◆ Supplied records:
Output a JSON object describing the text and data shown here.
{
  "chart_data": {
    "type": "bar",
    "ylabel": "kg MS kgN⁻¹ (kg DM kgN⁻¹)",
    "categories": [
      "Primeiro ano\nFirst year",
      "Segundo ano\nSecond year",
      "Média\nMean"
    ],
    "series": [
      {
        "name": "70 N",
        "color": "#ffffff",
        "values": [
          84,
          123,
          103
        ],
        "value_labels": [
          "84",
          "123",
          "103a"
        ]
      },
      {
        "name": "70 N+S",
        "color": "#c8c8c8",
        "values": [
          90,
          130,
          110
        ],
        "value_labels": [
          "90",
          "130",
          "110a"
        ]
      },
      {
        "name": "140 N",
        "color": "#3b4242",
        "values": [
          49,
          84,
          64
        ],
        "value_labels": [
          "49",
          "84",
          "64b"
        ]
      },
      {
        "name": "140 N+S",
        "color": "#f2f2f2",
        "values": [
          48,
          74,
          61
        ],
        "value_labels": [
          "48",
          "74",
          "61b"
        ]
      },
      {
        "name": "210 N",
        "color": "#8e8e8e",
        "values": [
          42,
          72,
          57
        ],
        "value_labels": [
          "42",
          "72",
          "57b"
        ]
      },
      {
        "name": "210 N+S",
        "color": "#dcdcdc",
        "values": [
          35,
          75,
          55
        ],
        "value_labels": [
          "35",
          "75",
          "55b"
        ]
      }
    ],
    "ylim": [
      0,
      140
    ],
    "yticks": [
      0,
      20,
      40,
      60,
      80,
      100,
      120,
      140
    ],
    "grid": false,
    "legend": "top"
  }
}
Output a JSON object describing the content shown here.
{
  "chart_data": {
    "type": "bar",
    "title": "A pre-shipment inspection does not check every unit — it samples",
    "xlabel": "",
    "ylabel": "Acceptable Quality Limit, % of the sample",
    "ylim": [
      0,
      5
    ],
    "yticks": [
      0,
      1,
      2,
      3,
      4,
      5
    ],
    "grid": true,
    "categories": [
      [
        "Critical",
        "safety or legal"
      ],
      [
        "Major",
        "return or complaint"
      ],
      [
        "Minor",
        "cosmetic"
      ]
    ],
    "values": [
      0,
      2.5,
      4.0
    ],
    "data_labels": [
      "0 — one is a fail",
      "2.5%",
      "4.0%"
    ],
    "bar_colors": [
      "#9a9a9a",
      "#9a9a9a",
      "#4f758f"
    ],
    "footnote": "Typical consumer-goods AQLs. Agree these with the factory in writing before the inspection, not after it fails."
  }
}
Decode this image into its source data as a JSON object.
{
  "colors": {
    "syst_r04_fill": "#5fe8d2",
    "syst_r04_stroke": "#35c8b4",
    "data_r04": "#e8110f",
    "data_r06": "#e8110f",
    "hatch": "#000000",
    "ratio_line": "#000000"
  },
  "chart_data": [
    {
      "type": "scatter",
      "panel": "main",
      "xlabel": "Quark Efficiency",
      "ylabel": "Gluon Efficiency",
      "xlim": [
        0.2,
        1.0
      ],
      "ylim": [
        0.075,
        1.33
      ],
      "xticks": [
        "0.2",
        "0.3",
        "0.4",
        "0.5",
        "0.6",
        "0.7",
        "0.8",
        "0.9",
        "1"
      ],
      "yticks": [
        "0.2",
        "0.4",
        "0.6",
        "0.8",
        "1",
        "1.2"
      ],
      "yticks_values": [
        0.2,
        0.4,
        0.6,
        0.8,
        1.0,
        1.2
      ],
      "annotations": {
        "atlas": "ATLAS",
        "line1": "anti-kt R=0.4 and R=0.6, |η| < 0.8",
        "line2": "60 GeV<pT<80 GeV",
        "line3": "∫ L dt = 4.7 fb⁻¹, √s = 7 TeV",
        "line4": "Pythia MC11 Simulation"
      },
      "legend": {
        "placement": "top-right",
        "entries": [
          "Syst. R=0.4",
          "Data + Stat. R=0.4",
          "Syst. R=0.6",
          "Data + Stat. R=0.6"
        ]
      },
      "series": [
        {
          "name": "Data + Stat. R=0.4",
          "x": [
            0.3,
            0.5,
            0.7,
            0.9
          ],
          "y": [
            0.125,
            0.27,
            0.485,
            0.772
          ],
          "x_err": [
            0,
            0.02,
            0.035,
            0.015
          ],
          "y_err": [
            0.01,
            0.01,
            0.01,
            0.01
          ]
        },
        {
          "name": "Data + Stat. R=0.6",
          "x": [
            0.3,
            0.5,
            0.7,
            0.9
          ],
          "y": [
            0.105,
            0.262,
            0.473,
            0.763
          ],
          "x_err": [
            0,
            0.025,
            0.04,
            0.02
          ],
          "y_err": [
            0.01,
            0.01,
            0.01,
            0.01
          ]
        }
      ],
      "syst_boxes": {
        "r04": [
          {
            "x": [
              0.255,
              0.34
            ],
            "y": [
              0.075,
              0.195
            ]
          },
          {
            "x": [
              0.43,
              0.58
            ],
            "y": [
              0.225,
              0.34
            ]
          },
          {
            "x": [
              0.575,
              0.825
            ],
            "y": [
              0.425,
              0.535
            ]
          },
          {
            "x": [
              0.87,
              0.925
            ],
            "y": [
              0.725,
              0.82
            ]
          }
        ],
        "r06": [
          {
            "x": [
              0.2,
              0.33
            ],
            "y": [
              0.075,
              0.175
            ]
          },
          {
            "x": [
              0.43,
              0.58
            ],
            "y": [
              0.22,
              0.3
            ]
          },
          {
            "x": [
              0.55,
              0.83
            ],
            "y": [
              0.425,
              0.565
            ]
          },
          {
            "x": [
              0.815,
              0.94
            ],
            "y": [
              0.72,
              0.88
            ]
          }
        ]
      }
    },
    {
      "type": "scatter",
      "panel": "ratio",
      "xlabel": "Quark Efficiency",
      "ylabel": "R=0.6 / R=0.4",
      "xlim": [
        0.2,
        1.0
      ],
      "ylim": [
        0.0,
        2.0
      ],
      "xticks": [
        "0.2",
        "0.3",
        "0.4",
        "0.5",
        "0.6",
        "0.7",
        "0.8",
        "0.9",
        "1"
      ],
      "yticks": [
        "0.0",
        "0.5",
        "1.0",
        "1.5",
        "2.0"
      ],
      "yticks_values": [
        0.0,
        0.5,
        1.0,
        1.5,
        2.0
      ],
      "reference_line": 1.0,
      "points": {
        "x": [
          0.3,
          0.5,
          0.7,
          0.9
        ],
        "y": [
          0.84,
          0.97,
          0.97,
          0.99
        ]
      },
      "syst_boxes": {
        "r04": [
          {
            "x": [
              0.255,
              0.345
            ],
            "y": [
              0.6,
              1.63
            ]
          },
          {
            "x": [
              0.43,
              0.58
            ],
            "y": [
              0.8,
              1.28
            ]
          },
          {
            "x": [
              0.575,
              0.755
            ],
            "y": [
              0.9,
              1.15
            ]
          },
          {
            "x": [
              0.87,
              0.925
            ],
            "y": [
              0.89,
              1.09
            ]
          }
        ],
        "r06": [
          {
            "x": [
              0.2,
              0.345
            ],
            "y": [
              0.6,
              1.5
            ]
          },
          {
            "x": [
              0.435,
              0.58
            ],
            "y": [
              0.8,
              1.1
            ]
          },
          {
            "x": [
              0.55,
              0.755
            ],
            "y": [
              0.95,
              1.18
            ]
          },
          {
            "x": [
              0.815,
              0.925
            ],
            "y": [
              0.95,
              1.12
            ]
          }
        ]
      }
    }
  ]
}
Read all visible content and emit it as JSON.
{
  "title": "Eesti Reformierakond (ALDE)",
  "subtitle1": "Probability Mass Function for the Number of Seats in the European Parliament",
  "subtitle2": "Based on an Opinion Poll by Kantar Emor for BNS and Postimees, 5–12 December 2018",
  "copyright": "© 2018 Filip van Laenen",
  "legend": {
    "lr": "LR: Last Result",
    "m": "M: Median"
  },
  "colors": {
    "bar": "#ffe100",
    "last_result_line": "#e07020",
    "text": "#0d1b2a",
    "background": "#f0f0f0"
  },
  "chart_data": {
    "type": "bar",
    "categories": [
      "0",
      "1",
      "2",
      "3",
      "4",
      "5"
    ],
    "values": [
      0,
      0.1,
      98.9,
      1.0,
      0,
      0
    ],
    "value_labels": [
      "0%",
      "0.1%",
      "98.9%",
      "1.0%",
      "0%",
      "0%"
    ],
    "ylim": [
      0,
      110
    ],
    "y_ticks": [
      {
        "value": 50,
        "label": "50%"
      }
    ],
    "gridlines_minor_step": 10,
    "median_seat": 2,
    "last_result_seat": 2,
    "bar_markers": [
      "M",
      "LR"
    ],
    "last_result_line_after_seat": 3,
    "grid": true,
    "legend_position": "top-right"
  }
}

◆ Objective: Copy each line of the listing that includes "Output".

◆ Final result:
Output a JSON object describing the text and data shown here.
Output a JSON object describing the content shown here.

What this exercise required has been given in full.